What the exercise asks: Each record below should be repeated precisely as written.

━━ Exercise data

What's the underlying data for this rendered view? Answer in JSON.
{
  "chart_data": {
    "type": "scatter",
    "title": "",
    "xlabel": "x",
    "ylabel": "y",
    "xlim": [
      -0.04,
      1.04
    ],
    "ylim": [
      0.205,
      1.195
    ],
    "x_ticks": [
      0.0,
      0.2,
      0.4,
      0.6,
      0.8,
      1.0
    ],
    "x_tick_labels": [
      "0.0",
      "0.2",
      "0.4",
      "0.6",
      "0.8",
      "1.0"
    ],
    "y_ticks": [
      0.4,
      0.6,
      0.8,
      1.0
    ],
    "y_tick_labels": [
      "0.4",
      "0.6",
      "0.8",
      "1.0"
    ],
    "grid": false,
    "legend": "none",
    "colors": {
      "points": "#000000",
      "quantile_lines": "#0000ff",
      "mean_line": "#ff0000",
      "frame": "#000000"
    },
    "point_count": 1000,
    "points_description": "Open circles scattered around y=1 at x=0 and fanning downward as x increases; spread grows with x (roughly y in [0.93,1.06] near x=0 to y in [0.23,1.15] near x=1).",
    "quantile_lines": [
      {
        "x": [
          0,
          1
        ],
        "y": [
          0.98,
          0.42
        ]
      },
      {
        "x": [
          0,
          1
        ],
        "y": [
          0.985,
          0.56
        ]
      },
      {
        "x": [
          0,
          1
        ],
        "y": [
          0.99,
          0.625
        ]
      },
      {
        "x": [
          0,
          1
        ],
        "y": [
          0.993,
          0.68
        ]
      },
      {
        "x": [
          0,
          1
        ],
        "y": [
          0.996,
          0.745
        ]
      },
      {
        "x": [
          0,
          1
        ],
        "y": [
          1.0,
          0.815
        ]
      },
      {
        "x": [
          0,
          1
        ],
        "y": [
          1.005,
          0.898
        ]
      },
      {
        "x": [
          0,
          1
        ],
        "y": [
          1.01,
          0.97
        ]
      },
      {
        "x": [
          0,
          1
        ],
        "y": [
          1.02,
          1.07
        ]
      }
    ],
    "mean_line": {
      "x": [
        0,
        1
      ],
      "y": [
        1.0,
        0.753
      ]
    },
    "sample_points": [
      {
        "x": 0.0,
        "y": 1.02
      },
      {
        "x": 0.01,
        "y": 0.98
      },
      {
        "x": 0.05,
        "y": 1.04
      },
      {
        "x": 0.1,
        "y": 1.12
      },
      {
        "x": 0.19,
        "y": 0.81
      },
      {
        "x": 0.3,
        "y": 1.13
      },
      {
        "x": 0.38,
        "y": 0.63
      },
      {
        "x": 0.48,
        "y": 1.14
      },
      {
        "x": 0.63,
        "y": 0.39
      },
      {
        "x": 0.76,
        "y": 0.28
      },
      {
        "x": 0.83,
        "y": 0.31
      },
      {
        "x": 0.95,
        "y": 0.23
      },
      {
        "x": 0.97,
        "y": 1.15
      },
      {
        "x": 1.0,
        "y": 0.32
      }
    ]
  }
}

━━━━

Complete response:
What's the underlying data for this rendered view? Answer in JSON.
{
  "chart_data": {
    "type": "scatter",
    "title": "",
    "xlabel": "x",
    "ylabel": "y",
    "xlim": [
      -0.04,
      1.04
    ],
    "ylim": [
      0.205,
      1.195
    ],
    "x_ticks": [
      0.0,
      0.2,
      0.4,
      0.6,
      0.8,
      1.0
    ],
    "x_tick_labels": [
      "0.0",
      "0.2",
      "0.4",
      "0.6",
      "0.8",
      "1.0"
    ],
    "y_ticks": [
      0.4,
      0.6,
      0.8,
      1.0
    ],
    "y_tick_labels": [
      "0.4",
      "0.6",
      "0.8",
      "1.0"
    ],
    "grid": false,
    "legend": "none",
    "colors": {
      "points": "#000000",
      "quantile_lines": "#0000ff",
      "mean_line": "#ff0000",
      "frame": "#000000"
    },
    "point_count": 1000,
    "points_description": "Open circles scattered around y=1 at x=0 and fanning downward as x increases; spread grows with x (roughly y in [0.93,1.06] near x=0 to y in [0.23,1.15] near x=1).",
    "quantile_lines": [
      {
        "x": [
          0,
          1
        ],
        "y": [
          0.98,
          0.42
        ]
      },
      {
        "x": [
          0,
          1
        ],
        "y": [
          0.985,
          0.56
        ]
      },
      {
        "x": [
          0,
          1
        ],
        "y": [
          0.99,
          0.625
        ]
      },
      {
        "x": [
          0,
          1
        ],
        "y": [
          0.993,
          0.68
        ]
      },
      {
        "x": [
          0,
          1
        ],
        "y": [
          0.996,
          0.745
        ]
      },
      {
        "x": [
          0,
          1
        ],
        "y": [
          1.0,
          0.815
        ]
      },
      {
        "x": [
          0,
          1
        ],
        "y": [
          1.005,
          0.898
        ]
      },
      {
        "x": [
          0,
          1
        ],
        "y": [
          1.01,
          0.97
        ]
      },
      {
        "x": [
          0,
          1
        ],
        "y": [
          1.02,
          1.07
        ]
      }
    ],
    "mean_line": {
      "x": [
        0,
        1
      ],
      "y": [
        1.0,
        0.753
      ]
    },
    "sample_points": [
      {
        "x": 0.0,
        "y": 1.02
      },
      {
        "x": 0.01,
        "y": 0.98
      },
      {
        "x": 0.05,
        "y": 1.04
      },
      {
        "x": 0.1,
        "y": 1.12
      },
      {
        "x": 0.19,
        "y": 0.81
      },
      {
        "x": 0.3,
        "y": 1.13
      },
      {
        "x": 0.38,
        "y": 0.63
      },
      {
        "x": 0.48,
        "y": 1.14
      },
      {
        "x": 0.63,
        "y": 0.39
      },
      {
        "x": 0.76,
        "y": 0.28
      },
      {
        "x": 0.83,
        "y": 0.31
      },
      {
        "x": 0.95,
        "y": 0.23
      },
      {
        "x": 0.97,
        "y": 1.15
      },
      {
        "x": 1.0,
        "y": 0.32
      }
    ]
  }
}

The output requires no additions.